**EXERCISE GOAL**
Gather from the listing below each line that includes the word "DATE", and copy it.
○ ○ ○
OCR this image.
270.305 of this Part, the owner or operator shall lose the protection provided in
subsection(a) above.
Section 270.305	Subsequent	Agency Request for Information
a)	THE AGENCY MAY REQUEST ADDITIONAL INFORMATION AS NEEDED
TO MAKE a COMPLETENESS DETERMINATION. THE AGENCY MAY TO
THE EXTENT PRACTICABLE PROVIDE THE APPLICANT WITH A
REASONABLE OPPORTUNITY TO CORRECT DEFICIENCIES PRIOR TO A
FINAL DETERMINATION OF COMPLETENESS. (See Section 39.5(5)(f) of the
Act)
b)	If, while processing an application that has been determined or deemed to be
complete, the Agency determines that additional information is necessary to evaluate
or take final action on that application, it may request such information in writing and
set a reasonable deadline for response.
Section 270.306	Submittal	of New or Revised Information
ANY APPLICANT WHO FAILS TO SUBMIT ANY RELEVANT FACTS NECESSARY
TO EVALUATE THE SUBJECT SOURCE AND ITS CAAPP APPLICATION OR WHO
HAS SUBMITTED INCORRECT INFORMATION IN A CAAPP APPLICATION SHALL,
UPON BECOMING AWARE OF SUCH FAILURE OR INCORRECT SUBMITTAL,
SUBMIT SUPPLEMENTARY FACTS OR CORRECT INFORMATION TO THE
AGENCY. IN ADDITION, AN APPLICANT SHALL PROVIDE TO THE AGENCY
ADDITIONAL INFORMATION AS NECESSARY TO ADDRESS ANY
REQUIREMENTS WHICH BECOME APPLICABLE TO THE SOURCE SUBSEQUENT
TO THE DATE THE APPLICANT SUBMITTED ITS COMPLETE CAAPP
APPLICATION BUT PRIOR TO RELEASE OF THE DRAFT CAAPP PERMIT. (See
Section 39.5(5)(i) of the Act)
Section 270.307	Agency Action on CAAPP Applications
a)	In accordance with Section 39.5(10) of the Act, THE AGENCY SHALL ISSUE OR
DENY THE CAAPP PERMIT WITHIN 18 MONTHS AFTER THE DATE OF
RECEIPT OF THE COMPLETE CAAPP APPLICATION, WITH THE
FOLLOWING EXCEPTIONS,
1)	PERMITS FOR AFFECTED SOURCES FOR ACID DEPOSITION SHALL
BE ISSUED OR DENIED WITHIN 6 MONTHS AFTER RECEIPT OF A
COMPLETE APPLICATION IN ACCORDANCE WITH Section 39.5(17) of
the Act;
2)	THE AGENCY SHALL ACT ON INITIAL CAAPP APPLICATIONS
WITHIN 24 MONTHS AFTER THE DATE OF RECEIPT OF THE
○ ○ ○
**CORRECT RESULT**
TO THE DATE THE APPLICANT SUBMITTED ITS COMPLETE CAAPP
DENY THE CAAPP PERMIT WITHIN 18 MONTHS AFTER THE DATE OF
WITHIN 24 MONTHS AFTER THE DATE OF RECEIPT OF THE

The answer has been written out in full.